Selected passage:
────────────────────────────────────────

Convenience Foods, Processed Foods, Clean Label Lists
"Clean label definitely gives this idea that yes, this product is as natural as it can possibly be.""Consumers demand different types of attributes, for example: Foods that are healthy; foods that are not produced using pesticides or chemicals; foods that are in agreement with environmental stewardship.""So it's that sort of misalignment between expectations and what can possibly be done with current technologies.""Not to mention that it [microwave -assisted thermal sterilization] uses less energy. The carbon footprint emission of these technologies is lower than their counterpart. So it is not only good for the person who is going to have it in terms of satisfying their expectations of taste and flavour and healthiness because it doesn't have the long list of additives, but it is also good for the environment.""There are thousands of factors that can influence consumer behaviour when deciding what foods to purchase and consume."Karina Gallardo, professor of economics Washington State University
"Don't buy products with more than five ingredients or any ingredients you can't easily pronounce"; advice by a best-selling author of the book In Defense of Food. And it's pretty good advice. "If you can't say it, don't eat it", the advice of Michael Pollan. It may have taken a while to penetrate, but at the present time consumers are increasingly looking out for what is called in the industry 'clean label foods'. These are labels listing few items in their processing, short lists of recognizable ingredients, mostly of natural derivation.
The follow-up question actually should be: Is it whole food, if it's been processed? But that's another, digressive story. People think of clean label convenience foods as healthier than foods whose ingredient lists seems interminable. Lists that include chemicals in the ingredients of unknown origin and purpose; tongue twisters like azodicarbonamide, butylated hydroxyanisole, and calcium disodium ethylene-diaminetetraacetate. Tongue-twisting challenges to mouth, much less to ingest.
Those are the ingredient labels that make consumers who bother checking them, shudder. Whereas the clean labels listing no more than five explicated ingredients strike the consumer as superior and as a result, healthier. They are forgiven for the sin of being, in actual fact, processed food. Dr.Gallardo of Washington State University is author of a new study which set out to examine consumer preferences, published in the journal Agribusiness.

────────────────────────────────────────

Given data:
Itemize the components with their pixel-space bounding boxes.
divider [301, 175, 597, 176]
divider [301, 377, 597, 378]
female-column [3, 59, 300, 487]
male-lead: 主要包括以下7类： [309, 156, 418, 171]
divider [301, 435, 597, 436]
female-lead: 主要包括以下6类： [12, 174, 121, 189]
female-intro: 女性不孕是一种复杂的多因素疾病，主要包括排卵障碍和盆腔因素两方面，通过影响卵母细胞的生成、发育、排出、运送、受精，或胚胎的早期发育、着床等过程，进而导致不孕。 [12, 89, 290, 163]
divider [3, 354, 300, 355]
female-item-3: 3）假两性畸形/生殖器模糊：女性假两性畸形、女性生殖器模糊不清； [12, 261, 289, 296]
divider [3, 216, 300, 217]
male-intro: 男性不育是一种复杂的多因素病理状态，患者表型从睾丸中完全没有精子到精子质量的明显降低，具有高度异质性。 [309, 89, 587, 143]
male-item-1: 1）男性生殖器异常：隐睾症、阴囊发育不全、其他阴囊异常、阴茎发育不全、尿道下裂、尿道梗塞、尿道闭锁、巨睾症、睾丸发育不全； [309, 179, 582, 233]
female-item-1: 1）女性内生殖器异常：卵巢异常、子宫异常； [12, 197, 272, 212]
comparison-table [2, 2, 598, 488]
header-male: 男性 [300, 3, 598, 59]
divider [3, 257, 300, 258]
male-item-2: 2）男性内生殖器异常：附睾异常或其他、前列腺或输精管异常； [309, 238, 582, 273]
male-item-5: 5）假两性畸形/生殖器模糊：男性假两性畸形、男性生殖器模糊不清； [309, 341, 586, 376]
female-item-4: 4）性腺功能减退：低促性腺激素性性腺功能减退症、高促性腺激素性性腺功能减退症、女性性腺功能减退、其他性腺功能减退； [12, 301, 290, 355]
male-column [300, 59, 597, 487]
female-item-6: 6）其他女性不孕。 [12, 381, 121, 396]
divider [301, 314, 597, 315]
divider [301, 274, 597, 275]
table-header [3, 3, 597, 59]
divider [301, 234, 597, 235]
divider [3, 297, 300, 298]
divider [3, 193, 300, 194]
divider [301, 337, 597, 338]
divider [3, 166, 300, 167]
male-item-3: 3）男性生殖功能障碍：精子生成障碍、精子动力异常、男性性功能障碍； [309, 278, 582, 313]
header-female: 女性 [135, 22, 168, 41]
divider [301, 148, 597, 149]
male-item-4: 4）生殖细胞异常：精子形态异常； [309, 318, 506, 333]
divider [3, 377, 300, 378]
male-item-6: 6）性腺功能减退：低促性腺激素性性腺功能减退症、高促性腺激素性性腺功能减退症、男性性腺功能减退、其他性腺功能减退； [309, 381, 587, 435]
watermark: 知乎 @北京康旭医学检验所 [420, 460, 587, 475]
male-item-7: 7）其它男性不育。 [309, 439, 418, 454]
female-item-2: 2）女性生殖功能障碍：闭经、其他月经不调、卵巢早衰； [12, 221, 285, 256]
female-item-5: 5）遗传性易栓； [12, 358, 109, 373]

────────────────────────────────────────

Your assignment:
Could you extract the passage of the clean label article that runs from "Those are the" up to and including "the journal Agribusiness.", word for word?

Solved problem:
Those are the ingredient labels that make consumers who bother checking them, shudder. Whereas the clean labels listing no more than five explicated ingredients strike the consumer as superior and as a result, healthier. They are forgiven for the sin of being, in actual fact, processed food. Dr.Gallardo of Washington State University is author of a new study which set out to examine consumer preferences, published in the journal Agribusiness.